Short task: Extract each line of the material that follows exactly and omit its pictures.

Records for the exercise:
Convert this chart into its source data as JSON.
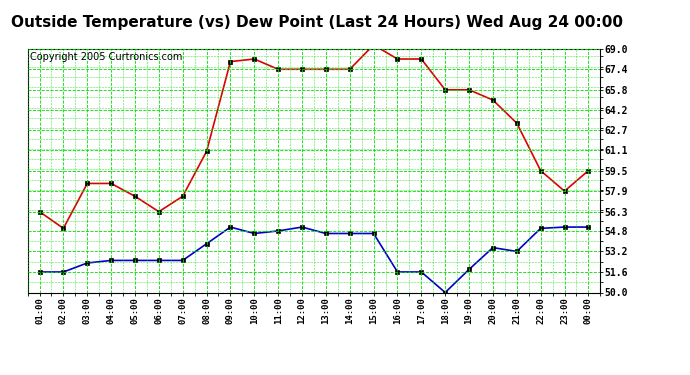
{
  "title": "Outside Temperature (vs) Dew Point (Last 24 Hours) Wed Aug 24 00:00",
  "copyright": "Copyright 2005 Curtronics.com",
  "x_labels": [
    "01:00",
    "02:00",
    "03:00",
    "04:00",
    "05:00",
    "06:00",
    "07:00",
    "08:00",
    "09:00",
    "10:00",
    "11:00",
    "12:00",
    "13:00",
    "14:00",
    "15:00",
    "16:00",
    "17:00",
    "18:00",
    "19:00",
    "20:00",
    "21:00",
    "22:00",
    "23:00",
    "00:00"
  ],
  "temp_data": [
    56.3,
    55.0,
    58.5,
    58.5,
    57.5,
    56.3,
    57.5,
    61.0,
    68.0,
    68.2,
    67.4,
    67.4,
    67.4,
    67.4,
    69.3,
    68.2,
    68.2,
    65.8,
    65.8,
    65.0,
    63.2,
    59.5,
    57.9,
    59.5
  ],
  "dew_data": [
    51.6,
    51.6,
    52.3,
    52.5,
    52.5,
    52.5,
    52.5,
    53.8,
    55.1,
    54.6,
    54.8,
    55.1,
    54.6,
    54.6,
    54.6,
    51.6,
    51.6,
    50.0,
    51.8,
    53.5,
    53.2,
    55.0,
    55.1,
    55.1
  ],
  "y_ticks": [
    50.0,
    51.6,
    53.2,
    54.8,
    56.3,
    57.9,
    59.5,
    61.1,
    62.7,
    64.2,
    65.8,
    67.4,
    69.0
  ],
  "y_min": 50.0,
  "y_max": 69.0,
  "temp_color": "#dd0000",
  "dew_color": "#0000cc",
  "grid_color": "#00dd00",
  "bg_color": "#ffffff",
  "title_fontsize": 11,
  "copyright_fontsize": 7
}
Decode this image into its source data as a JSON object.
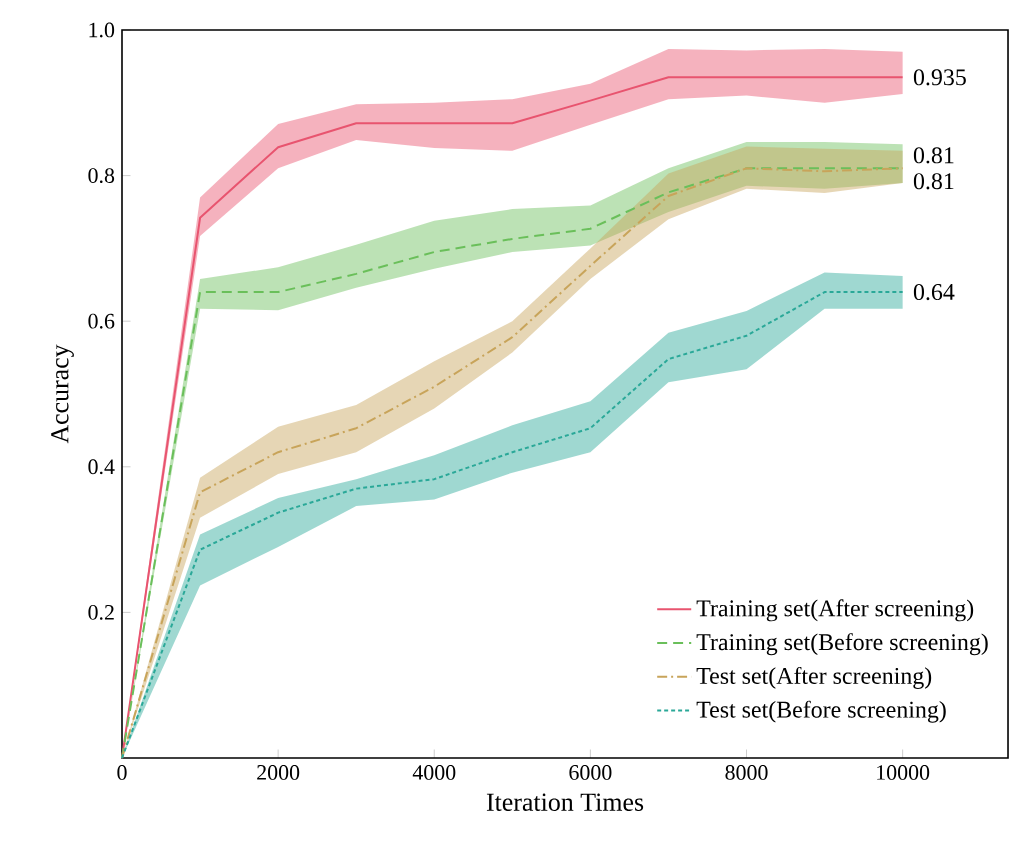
{
  "chart_data": {
    "type": "line",
    "xlabel": "Iteration Times",
    "ylabel": "Accuracy",
    "x": [
      0,
      1000,
      2000,
      3000,
      4000,
      5000,
      6000,
      7000,
      8000,
      9000,
      10000
    ],
    "series": [
      {
        "name": "Training set(After screening)",
        "color": "#e8546f",
        "line_style": "solid",
        "values": [
          0,
          0.742,
          0.839,
          0.872,
          0.872,
          0.872,
          0.903,
          0.935,
          0.935,
          0.935,
          0.935
        ],
        "upper": [
          0,
          0.77,
          0.871,
          0.898,
          0.9,
          0.905,
          0.926,
          0.974,
          0.972,
          0.974,
          0.97
        ],
        "lower": [
          0,
          0.717,
          0.81,
          0.849,
          0.838,
          0.834,
          0.87,
          0.905,
          0.91,
          0.9,
          0.912
        ]
      },
      {
        "name": "Training set(Before screening)",
        "color": "#6abf5a",
        "line_style": "dashed",
        "values": [
          0,
          0.64,
          0.64,
          0.665,
          0.695,
          0.713,
          0.727,
          0.777,
          0.81,
          0.81,
          0.81
        ],
        "upper": [
          0,
          0.658,
          0.674,
          0.705,
          0.738,
          0.754,
          0.759,
          0.81,
          0.846,
          0.846,
          0.843
        ],
        "lower": [
          0,
          0.617,
          0.615,
          0.646,
          0.672,
          0.695,
          0.704,
          0.75,
          0.786,
          0.782,
          0.79
        ]
      },
      {
        "name": "Test set(After screening)",
        "color": "#c8a45a",
        "line_style": "dashdot",
        "values": [
          0,
          0.365,
          0.42,
          0.453,
          0.51,
          0.578,
          0.676,
          0.772,
          0.81,
          0.806,
          0.81
        ],
        "upper": [
          0,
          0.385,
          0.455,
          0.485,
          0.545,
          0.6,
          0.7,
          0.803,
          0.84,
          0.837,
          0.834
        ],
        "lower": [
          0,
          0.33,
          0.39,
          0.42,
          0.48,
          0.557,
          0.658,
          0.74,
          0.782,
          0.776,
          0.79
        ]
      },
      {
        "name": "Test set(Before screening)",
        "color": "#2aa898",
        "line_style": "dotted",
        "values": [
          0,
          0.286,
          0.337,
          0.37,
          0.383,
          0.42,
          0.453,
          0.548,
          0.58,
          0.64,
          0.64
        ],
        "upper": [
          0,
          0.307,
          0.357,
          0.383,
          0.416,
          0.457,
          0.49,
          0.584,
          0.614,
          0.667,
          0.662
        ],
        "lower": [
          0,
          0.237,
          0.29,
          0.346,
          0.355,
          0.392,
          0.42,
          0.516,
          0.534,
          0.617,
          0.617
        ]
      }
    ],
    "xlim": [
      0,
      11350
    ],
    "ylim": [
      0,
      1.0
    ],
    "xticks": [
      0,
      2000,
      4000,
      6000,
      8000,
      10000
    ],
    "yticks": [
      {
        "value": 0.2,
        "label": "0.2"
      },
      {
        "value": 0.4,
        "label": "0.4"
      },
      {
        "value": 0.6,
        "label": "0.6"
      },
      {
        "value": 0.8,
        "label": "0.8"
      },
      {
        "value": 1.0,
        "label": "1.0"
      }
    ],
    "annotations": [
      "0.935",
      "0.81",
      "0.81",
      "0.64"
    ],
    "legend": "bottom right",
    "grid": false,
    "marker": "none"
  }
}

Correct answer:
Convert this chart into its source data as JSON.
{
  "title": "Outside Temperature (vs) Dew Point (Last 24 Hours) Wed Aug 24 00:00",
  "copyright": "Copyright 2005 Curtronics.com",
  "x_labels": [
    "01:00",
    "02:00",
    "03:00",
    "04:00",
    "05:00",
    "06:00",
    "07:00",
    "08:00",
    "09:00",
    "10:00",
    "11:00",
    "12:00",
    "13:00",
    "14:00",
    "15:00",
    "16:00",
    "17:00",
    "18:00",
    "19:00",
    "20:00",
    "21:00",
    "22:00",
    "23:00",
    "00:00"
  ],
  "temp_data": [
    56.3,
    55.0,
    58.5,
    58.5,
    57.5,
    56.3,
    57.5,
    61.0,
    68.0,
    68.2,
    67.4,
    67.4,
    67.4,
    67.4,
    69.3,
    68.2,
    68.2,
    65.8,
    65.8,
    65.0,
    63.2,
    59.5,
    57.9,
    59.5
  ],
  "dew_data": [
    51.6,
    51.6,
    52.3,
    52.5,
    52.5,
    52.5,
    52.5,
    53.8,
    55.1,
    54.6,
    54.8,
    55.1,
    54.6,
    54.6,
    54.6,
    51.6,
    51.6,
    50.0,
    51.8,
    53.5,
    53.2,
    55.0,
    55.1,
    55.1
  ],
  "y_ticks": [
    50.0,
    51.6,
    53.2,
    54.8,
    56.3,
    57.9,
    59.5,
    61.1,
    62.7,
    64.2,
    65.8,
    67.4,
    69.0
  ],
  "y_min": 50.0,
  "y_max": 69.0,
  "temp_color": "#dd0000",
  "dew_color": "#0000cc",
  "grid_color": "#00dd00",
  "bg_color": "#ffffff",
  "title_fontsize": 11,
  "copyright_fontsize": 7
}
Decode this image into its source data as a JSON object.
{
  "chart_data": {
    "type": "line",
    "xlabel": "Iteration Times",
    "ylabel": "Accuracy",
    "x": [
      0,
      1000,
      2000,
      3000,
      4000,
      5000,
      6000,
      7000,
      8000,
      9000,
      10000
    ],
    "series": [
      {
        "name": "Training set(After screening)",
        "color": "#e8546f",
        "line_style": "solid",
        "values": [
          0,
          0.742,
          0.839,
          0.872,
          0.872,
          0.872,
          0.903,
          0.935,
          0.935,
          0.935,
          0.935
        ],
        "upper": [
          0,
          0.77,
          0.871,
          0.898,
          0.9,
          0.905,
          0.926,
          0.974,
          0.972,
          0.974,
          0.97
        ],
        "lower": [
          0,
          0.717,
          0.81,
          0.849,
          0.838,
          0.834,
          0.87,
          0.905,
          0.91,
          0.9,
          0.912
        ]
      },
      {
        "name": "Training set(Before screening)",
        "color": "#6abf5a",
        "line_style": "dashed",
        "values": [
          0,
          0.64,
          0.64,
          0.665,
          0.695,
          0.713,
          0.727,
          0.777,
          0.81,
          0.81,
          0.81
        ],
        "upper": [
          0,
          0.658,
          0.674,
          0.705,
          0.738,
          0.754,
          0.759,
          0.81,
          0.846,
          0.846,
          0.843
        ],
        "lower": [
          0,
          0.617,
          0.615,
          0.646,
          0.672,
          0.695,
          0.704,
          0.75,
          0.786,
          0.782,
          0.79
        ]
      },
      {
        "name": "Test set(After screening)",
        "color": "#c8a45a",
        "line_style": "dashdot",
        "values": [
          0,
          0.365,
          0.42,
          0.453,
          0.51,
          0.578,
          0.676,
          0.772,
          0.81,
          0.806,
          0.81
        ],
        "upper": [
          0,
          0.385,
          0.455,
          0.485,
          0.545,
          0.6,
          0.7,
          0.803,
          0.84,
          0.837,
          0.834
        ],
        "lower": [
          0,
          0.33,
          0.39,
          0.42,
          0.48,
          0.557,
          0.658,
          0.74,
          0.782,
          0.776,
          0.79
        ]
      },
      {
        "name": "Test set(Before screening)",
        "color": "#2aa898",
        "line_style": "dotted",
        "values": [
          0,
          0.286,
          0.337,
          0.37,
          0.383,
          0.42,
          0.453,
          0.548,
          0.58,
          0.64,
          0.64
        ],
        "upper": [
          0,
          0.307,
          0.357,
          0.383,
          0.416,
          0.457,
          0.49,
          0.584,
          0.614,
          0.667,
          0.662
        ],
        "lower": [
          0,
          0.237,
          0.29,
          0.346,
          0.355,
          0.392,
          0.42,
          0.516,
          0.534,
          0.617,
          0.617
        ]
      }
    ],
    "xlim": [
      0,
      11350
    ],
    "ylim": [
      0,
      1.0
    ],
    "xticks": [
      0,
      2000,
      4000,
      6000,
      8000,
      10000
    ],
    "yticks": [
      {
        "value": 0.2,
        "label": "0.2"
      },
      {
        "value": 0.4,
        "label": "0.4"
      },
      {
        "value": 0.6,
        "label": "0.6"
      },
      {
        "value": 0.8,
        "label": "0.8"
      },
      {
        "value": 1.0,
        "label": "1.0"
      }
    ],
    "annotations": [
      "0.935",
      "0.81",
      "0.81",
      "0.64"
    ],
    "legend": "bottom right",
    "grid": false,
    "marker": "none"
  }
}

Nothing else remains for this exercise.